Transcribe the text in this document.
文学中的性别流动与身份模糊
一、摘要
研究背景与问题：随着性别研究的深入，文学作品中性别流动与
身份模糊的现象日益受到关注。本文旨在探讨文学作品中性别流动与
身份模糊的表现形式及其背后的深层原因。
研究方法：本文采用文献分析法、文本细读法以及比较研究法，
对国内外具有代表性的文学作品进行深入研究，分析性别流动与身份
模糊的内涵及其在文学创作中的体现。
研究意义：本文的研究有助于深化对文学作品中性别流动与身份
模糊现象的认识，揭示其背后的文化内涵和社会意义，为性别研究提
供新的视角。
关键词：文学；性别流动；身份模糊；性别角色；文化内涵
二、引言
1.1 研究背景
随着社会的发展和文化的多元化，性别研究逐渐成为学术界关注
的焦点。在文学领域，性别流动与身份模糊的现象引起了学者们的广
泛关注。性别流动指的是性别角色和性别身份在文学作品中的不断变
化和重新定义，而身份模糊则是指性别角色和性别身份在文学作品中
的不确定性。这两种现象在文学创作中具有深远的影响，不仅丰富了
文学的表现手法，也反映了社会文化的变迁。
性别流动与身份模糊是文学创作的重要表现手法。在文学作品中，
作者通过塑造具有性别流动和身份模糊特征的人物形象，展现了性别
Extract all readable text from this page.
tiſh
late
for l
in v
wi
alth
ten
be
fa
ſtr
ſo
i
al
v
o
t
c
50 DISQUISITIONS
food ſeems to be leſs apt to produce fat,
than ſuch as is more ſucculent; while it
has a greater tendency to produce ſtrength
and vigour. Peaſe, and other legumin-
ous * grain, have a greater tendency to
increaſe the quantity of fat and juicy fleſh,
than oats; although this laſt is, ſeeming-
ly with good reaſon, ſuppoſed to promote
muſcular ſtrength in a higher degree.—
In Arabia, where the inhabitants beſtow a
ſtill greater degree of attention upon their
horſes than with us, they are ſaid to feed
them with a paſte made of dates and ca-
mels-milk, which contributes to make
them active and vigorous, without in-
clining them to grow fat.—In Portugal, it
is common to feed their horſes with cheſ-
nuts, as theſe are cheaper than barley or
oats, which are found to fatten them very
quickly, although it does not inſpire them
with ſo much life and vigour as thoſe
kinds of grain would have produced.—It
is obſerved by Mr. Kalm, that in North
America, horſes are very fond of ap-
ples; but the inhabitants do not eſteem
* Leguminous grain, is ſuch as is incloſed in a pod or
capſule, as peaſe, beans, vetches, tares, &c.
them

◆ Stated task:
Copy exactly, word for word, the line with "Extract all readable text from this page." through the final line of the listing.

◆ Exercise response:
Extract all readable text from this page.
tiſh
late
for l
in v
wi
alth
ten
be
fa
ſtr
ſo
i
al
v
o
t
c
50 DISQUISITIONS
food ſeems to be leſs apt to produce fat,
than ſuch as is more ſucculent; while it
has a greater tendency to produce ſtrength
and vigour. Peaſe, and other legumin-
ous * grain, have a greater tendency to
increaſe the quantity of fat and juicy fleſh,
than oats; although this laſt is, ſeeming-
ly with good reaſon, ſuppoſed to promote
muſcular ſtrength in a higher degree.—
In Arabia, where the inhabitants beſtow a
ſtill greater degree of attention upon their
horſes than with us, they are ſaid to feed
them with a paſte made of dates and ca-
mels-milk, which contributes to make
them active and vigorous, without in-
clining them to grow fat.—In Portugal, it
is common to feed their horſes with cheſ-
nuts, as theſe are cheaper than barley or
oats, which are found to fatten them very
quickly, although it does not inſpire them
with ſo much life and vigour as thoſe
kinds of grain would have produced.—It
is obſerved by Mr. Kalm, that in North
America, horſes are very fond of ap-
ples; but the inhabitants do not eſteem
* Leguminous grain, is ſuch as is incloſed in a pod or
capſule, as peaſe, beans, vetches, tares, &c.
them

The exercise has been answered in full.